# GOAL OF THE EXERCISE:
Extract every line below that contains the word "content".

# INPUT DATA:

—————

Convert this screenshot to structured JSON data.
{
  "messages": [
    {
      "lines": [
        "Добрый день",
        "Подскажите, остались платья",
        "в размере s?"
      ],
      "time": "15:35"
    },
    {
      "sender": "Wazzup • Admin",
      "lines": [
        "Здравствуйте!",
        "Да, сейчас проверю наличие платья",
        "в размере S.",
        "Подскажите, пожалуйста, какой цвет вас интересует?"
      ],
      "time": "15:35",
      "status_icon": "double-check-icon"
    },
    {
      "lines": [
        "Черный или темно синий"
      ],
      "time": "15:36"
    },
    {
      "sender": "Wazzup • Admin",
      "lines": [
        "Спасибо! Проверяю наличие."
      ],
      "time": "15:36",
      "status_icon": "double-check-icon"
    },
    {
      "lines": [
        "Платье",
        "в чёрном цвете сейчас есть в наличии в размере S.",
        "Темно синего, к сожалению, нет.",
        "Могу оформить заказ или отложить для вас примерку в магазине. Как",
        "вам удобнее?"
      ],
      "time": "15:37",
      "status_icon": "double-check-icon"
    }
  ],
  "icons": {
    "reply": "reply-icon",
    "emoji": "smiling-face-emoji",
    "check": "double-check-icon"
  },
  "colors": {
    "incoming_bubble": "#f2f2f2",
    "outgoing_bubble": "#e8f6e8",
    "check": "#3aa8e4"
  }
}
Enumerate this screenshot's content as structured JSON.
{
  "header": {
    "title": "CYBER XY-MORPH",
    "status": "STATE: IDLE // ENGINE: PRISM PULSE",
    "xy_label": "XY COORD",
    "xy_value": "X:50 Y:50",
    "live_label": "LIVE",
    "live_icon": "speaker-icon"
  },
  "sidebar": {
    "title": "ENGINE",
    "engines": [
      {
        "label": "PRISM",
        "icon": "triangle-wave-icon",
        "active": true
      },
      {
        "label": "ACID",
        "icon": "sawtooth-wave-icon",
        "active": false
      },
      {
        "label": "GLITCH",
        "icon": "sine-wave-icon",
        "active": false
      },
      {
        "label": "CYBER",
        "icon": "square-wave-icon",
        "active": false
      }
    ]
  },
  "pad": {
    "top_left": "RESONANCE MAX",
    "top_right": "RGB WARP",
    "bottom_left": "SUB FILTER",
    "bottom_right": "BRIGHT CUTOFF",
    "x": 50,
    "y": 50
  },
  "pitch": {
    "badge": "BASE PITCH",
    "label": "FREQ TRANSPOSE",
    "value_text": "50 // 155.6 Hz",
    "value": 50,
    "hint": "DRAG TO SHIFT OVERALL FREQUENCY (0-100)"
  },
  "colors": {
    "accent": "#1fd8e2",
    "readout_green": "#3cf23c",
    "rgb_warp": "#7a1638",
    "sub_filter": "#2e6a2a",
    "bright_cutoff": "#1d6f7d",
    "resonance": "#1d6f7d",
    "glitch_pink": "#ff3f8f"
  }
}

—————

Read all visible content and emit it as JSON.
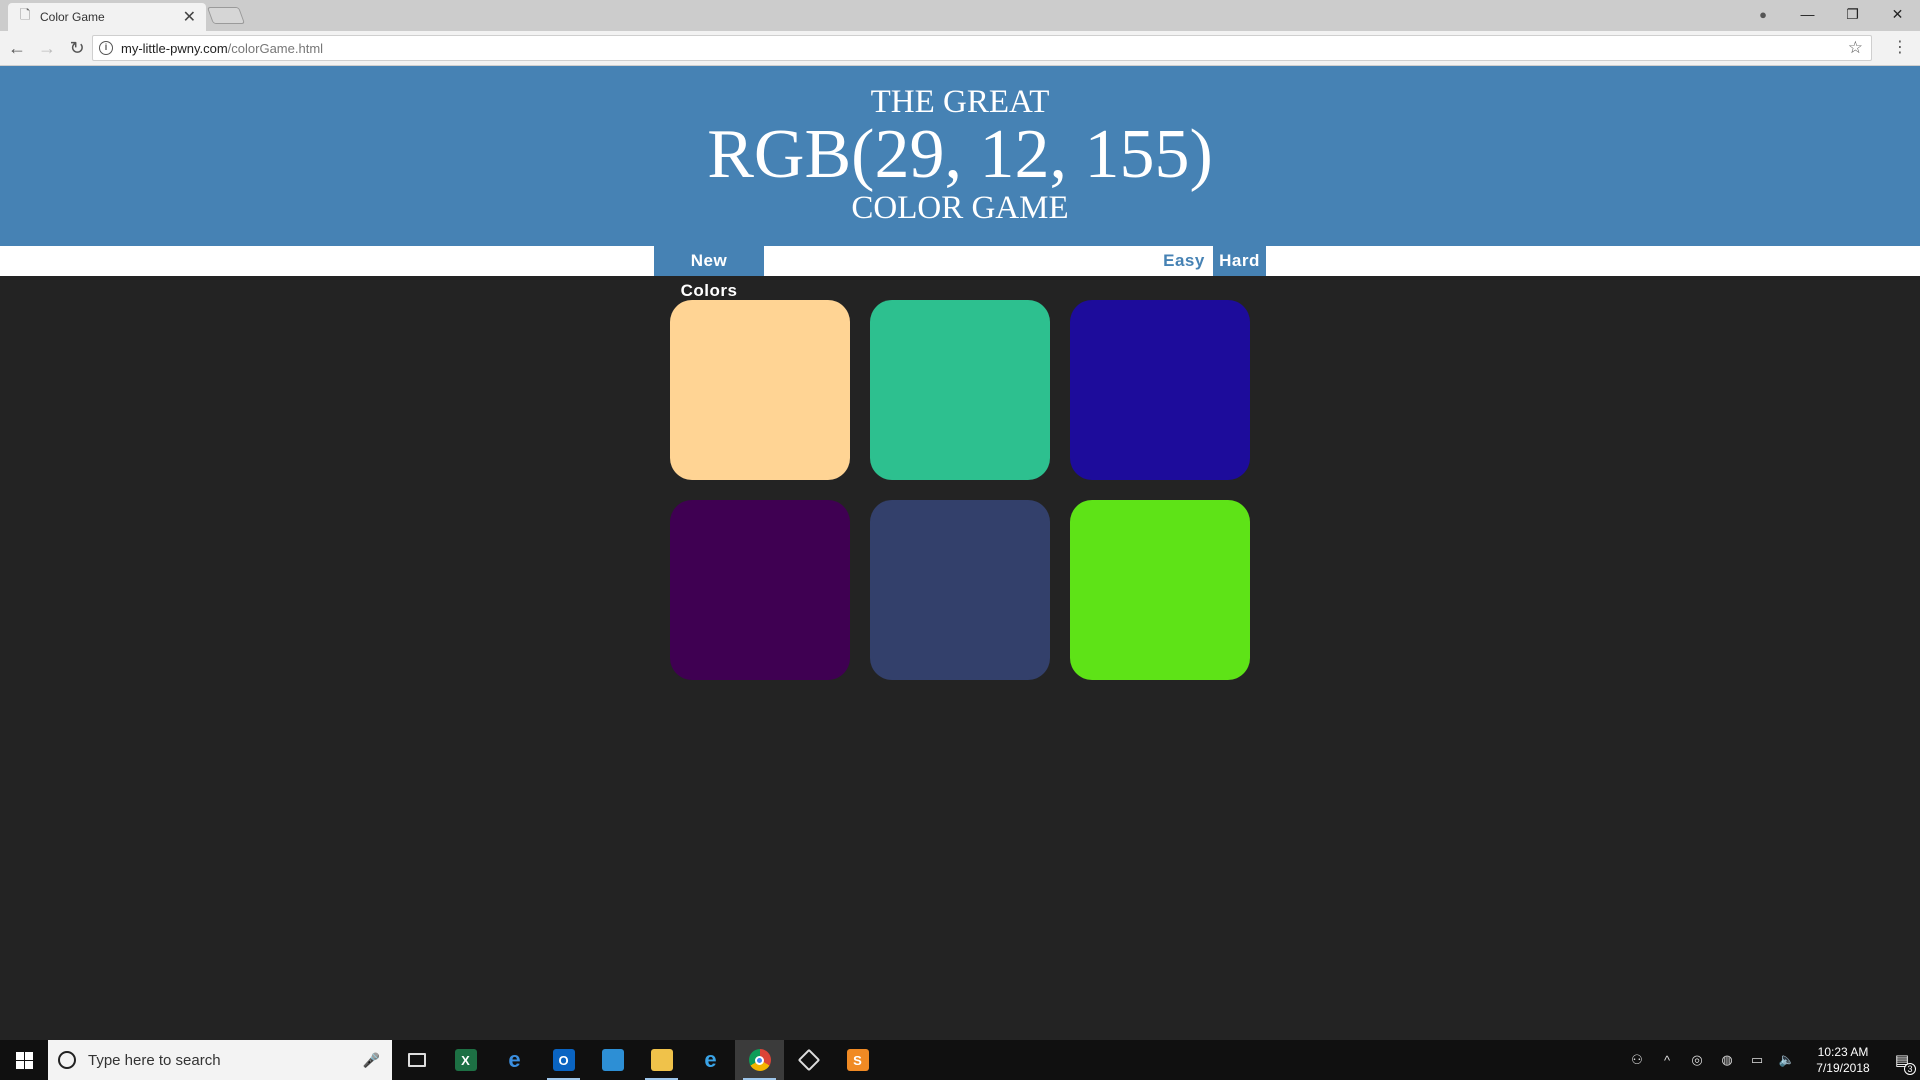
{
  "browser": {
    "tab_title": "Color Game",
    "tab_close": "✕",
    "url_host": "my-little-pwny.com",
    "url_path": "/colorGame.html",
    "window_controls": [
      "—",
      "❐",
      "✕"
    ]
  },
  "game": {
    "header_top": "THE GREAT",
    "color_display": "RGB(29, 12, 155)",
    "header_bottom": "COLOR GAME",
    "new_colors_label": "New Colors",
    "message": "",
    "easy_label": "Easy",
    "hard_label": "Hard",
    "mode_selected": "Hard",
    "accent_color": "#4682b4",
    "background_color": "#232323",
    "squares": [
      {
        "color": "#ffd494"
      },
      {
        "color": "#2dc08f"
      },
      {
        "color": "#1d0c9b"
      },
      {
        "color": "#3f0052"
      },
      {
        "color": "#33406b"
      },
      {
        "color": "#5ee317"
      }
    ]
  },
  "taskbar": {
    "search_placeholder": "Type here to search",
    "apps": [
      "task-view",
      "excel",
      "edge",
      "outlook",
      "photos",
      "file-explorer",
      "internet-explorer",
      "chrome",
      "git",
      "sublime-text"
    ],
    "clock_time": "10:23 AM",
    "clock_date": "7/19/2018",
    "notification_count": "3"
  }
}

—————

# EXERCISE ANSWER:
Enumerate this screenshot's content as structured JSON.
Read all visible content and emit it as JSON.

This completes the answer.